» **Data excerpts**

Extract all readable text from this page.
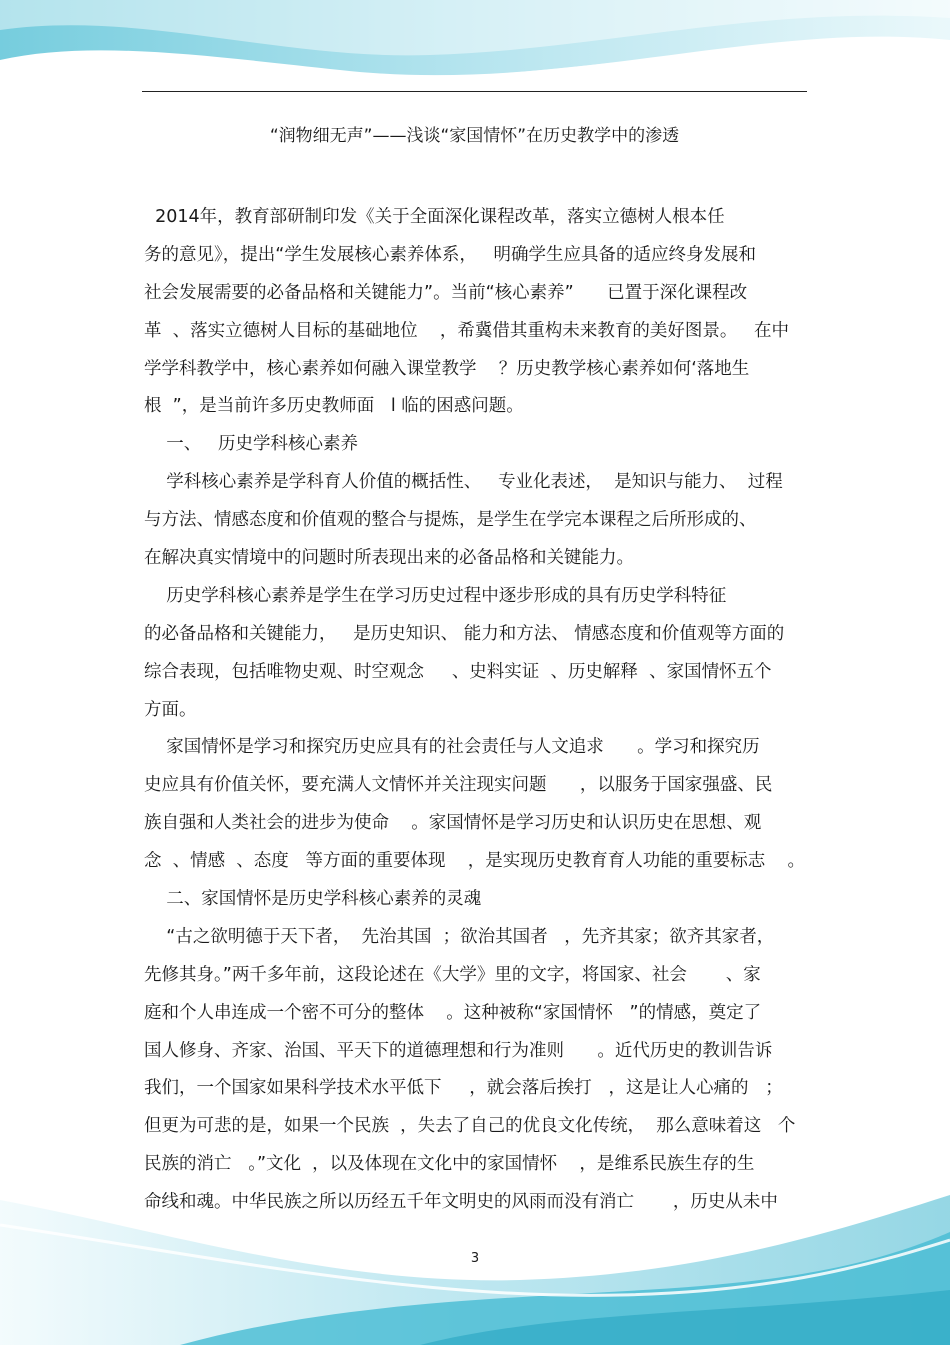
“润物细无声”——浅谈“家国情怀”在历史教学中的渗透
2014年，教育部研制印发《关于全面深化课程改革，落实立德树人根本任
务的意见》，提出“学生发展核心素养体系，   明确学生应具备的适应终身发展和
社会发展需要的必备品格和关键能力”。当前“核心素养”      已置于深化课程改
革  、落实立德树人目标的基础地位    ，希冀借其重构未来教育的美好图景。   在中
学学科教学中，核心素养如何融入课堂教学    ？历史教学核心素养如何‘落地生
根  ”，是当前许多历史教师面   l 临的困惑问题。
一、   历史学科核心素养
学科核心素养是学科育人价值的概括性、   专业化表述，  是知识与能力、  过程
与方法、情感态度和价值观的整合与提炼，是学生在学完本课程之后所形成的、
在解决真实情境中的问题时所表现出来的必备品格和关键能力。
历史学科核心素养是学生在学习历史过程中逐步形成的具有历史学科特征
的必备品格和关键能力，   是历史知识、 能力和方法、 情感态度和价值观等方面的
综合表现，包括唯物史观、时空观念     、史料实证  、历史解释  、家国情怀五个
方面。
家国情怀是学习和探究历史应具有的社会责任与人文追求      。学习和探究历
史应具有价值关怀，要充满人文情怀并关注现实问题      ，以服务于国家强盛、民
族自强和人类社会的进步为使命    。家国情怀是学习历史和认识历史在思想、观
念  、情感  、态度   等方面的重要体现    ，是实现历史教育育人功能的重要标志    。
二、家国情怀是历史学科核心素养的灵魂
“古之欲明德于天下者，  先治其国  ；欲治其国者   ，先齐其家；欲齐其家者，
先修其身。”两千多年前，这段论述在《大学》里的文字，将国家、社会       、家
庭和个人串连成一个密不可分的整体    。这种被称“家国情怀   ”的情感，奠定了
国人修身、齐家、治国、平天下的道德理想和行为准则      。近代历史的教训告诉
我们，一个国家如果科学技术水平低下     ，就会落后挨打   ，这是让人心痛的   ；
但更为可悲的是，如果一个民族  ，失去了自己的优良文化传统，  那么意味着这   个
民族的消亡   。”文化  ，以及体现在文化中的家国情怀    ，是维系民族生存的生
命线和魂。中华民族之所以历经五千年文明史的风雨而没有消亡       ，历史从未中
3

...

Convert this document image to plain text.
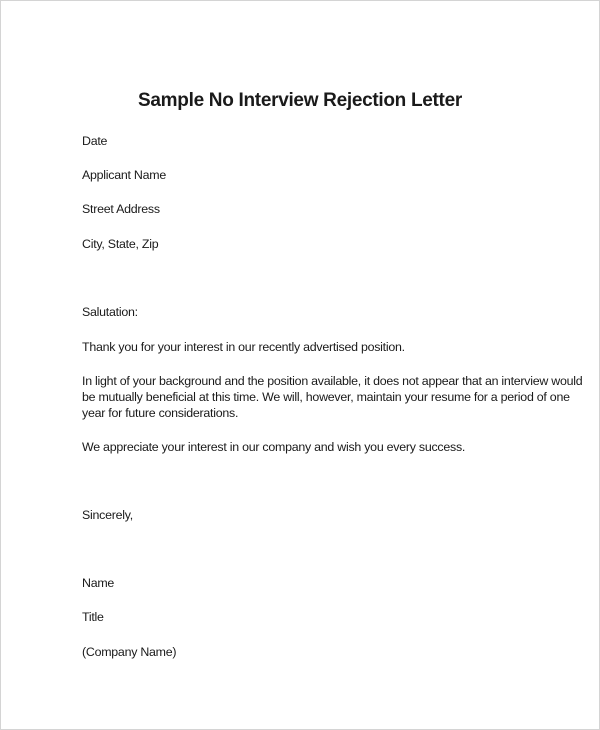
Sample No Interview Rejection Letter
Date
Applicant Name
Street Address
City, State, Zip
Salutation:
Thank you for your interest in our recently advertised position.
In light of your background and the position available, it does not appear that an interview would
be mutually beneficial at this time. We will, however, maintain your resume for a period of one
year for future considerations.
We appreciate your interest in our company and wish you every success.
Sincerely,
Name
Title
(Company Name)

==

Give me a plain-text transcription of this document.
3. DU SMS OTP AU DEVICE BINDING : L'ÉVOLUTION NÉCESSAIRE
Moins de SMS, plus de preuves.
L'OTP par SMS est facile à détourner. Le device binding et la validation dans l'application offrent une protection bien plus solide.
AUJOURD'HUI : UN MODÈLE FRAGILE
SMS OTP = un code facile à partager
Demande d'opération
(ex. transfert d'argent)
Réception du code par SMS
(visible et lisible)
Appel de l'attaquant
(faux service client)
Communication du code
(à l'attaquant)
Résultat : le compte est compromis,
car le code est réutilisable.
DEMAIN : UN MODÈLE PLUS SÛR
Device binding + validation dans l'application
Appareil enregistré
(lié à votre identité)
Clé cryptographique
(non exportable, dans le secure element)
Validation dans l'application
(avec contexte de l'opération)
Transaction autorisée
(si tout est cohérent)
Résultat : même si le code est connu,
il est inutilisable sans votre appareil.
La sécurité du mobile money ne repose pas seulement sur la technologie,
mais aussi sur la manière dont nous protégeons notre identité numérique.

» **AIM OF THE EXERCISE**
Determine the number of lines in these entries that contain the word "application", and write only that number.

» **WRITTEN SOLUTION**
3